# Stored records:
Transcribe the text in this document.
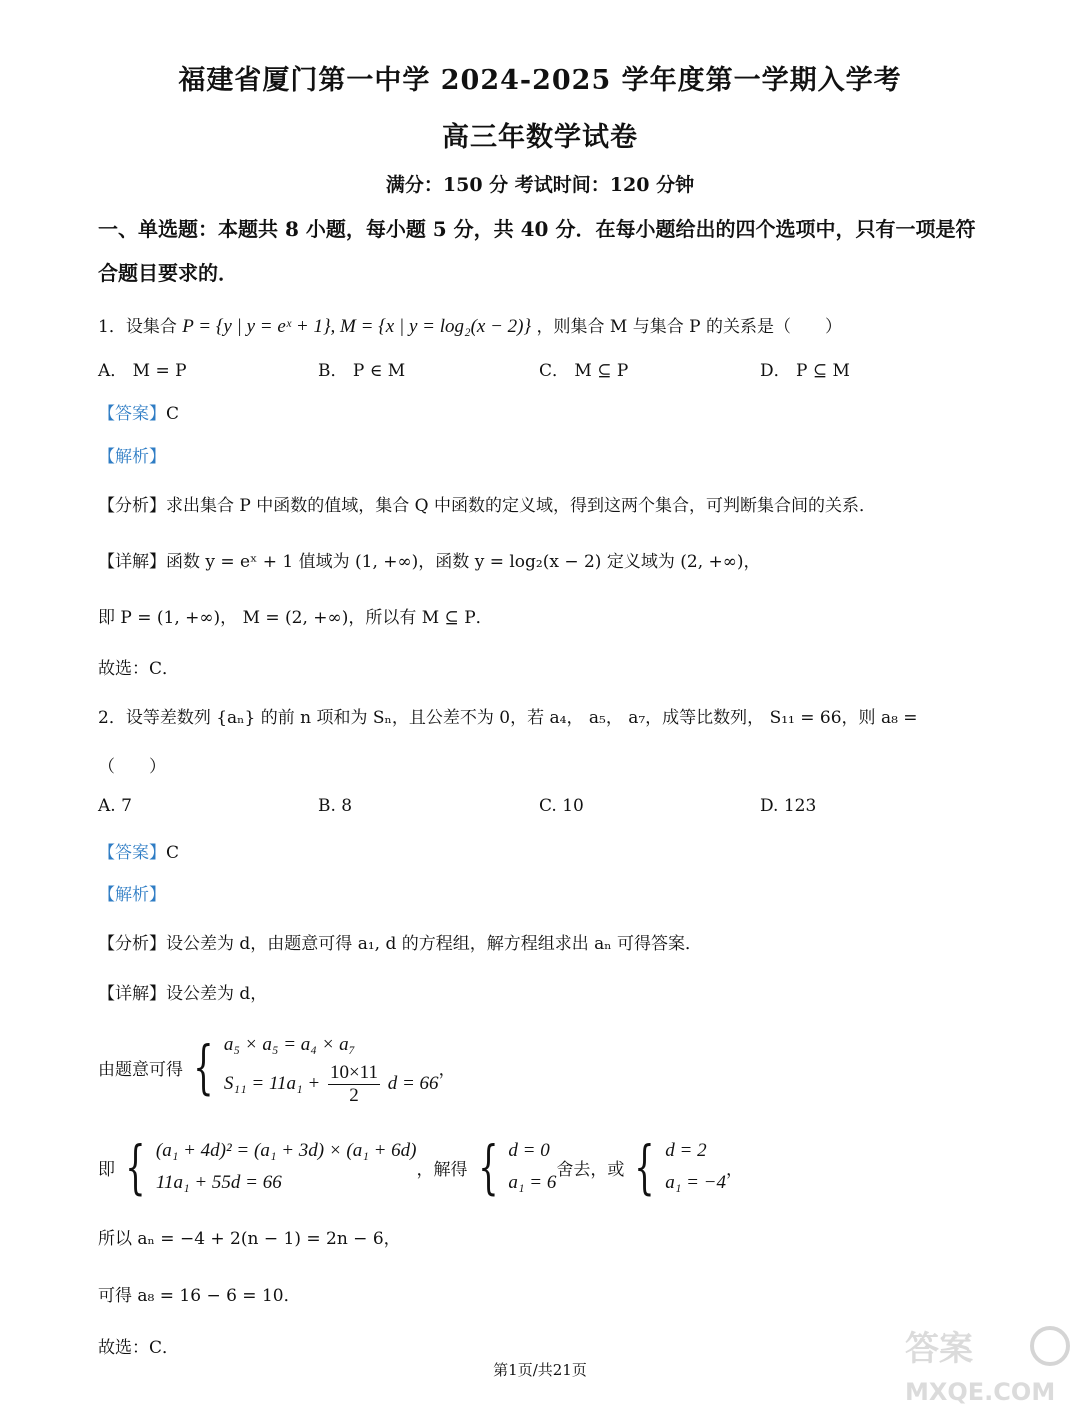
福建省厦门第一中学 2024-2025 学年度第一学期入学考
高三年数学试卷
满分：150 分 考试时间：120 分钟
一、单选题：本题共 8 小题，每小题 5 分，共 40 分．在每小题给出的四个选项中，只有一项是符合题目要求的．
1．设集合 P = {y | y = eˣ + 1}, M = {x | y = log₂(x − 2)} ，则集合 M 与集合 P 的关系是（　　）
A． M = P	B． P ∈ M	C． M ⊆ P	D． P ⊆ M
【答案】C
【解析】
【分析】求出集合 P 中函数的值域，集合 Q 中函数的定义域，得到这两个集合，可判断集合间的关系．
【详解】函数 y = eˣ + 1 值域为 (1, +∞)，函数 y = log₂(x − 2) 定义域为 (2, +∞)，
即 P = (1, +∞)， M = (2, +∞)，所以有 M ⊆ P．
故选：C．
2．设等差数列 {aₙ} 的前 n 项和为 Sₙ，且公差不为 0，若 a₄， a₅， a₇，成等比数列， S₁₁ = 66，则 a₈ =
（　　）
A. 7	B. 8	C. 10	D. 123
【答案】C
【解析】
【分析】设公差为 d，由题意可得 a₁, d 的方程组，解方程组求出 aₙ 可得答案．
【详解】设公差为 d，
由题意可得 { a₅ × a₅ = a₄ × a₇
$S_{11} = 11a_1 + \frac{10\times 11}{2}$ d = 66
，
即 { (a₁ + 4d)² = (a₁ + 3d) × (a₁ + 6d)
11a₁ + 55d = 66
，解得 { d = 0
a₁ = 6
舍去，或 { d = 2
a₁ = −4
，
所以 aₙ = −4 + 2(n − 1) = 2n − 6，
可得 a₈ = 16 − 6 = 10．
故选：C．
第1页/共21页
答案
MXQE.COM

# Written request:
Transcribe each line above verbatim, with the pictures left out.

# Result:
Transcribe the text in this document.
福建省厦门第一中学 2024-2025 学年度第一学期入学考
高三年数学试卷
满分：150 分 考试时间：120 分钟
一、单选题：本题共 8 小题，每小题 5 分，共 40 分．在每小题给出的四个选项中，只有一项是符合题目要求的．
1．设集合 P = {y | y = eˣ + 1}, M = {x | y = log₂(x − 2)} ，则集合 M 与集合 P 的关系是（　　）
A． M = P	B． P ∈ M	C． M ⊆ P	D． P ⊆ M
【答案】C
【解析】
【分析】求出集合 P 中函数的值域，集合 Q 中函数的定义域，得到这两个集合，可判断集合间的关系．
【详解】函数 y = eˣ + 1 值域为 (1, +∞)，函数 y = log₂(x − 2) 定义域为 (2, +∞)，
即 P = (1, +∞)， M = (2, +∞)，所以有 M ⊆ P．
故选：C．
2．设等差数列 {aₙ} 的前 n 项和为 Sₙ，且公差不为 0，若 a₄， a₅， a₇，成等比数列， S₁₁ = 66，则 a₈ =
（　　）
A. 7	B. 8	C. 10	D. 123
【答案】C
【解析】
【分析】设公差为 d，由题意可得 a₁, d 的方程组，解方程组求出 aₙ 可得答案．
【详解】设公差为 d，
由题意可得 { a₅ × a₅ = a₄ × a₇
$S_{11} = 11a_1 + \frac{10\times 11}{2}$ d = 66
，
即 { (a₁ + 4d)² = (a₁ + 3d) × (a₁ + 6d)
11a₁ + 55d = 66
，解得 { d = 0
a₁ = 6
舍去，或 { d = 2
a₁ = −4
，
所以 aₙ = −4 + 2(n − 1) = 2n − 6，
可得 a₈ = 16 − 6 = 10．
故选：C．
第1页/共21页
答案
MXQE.COM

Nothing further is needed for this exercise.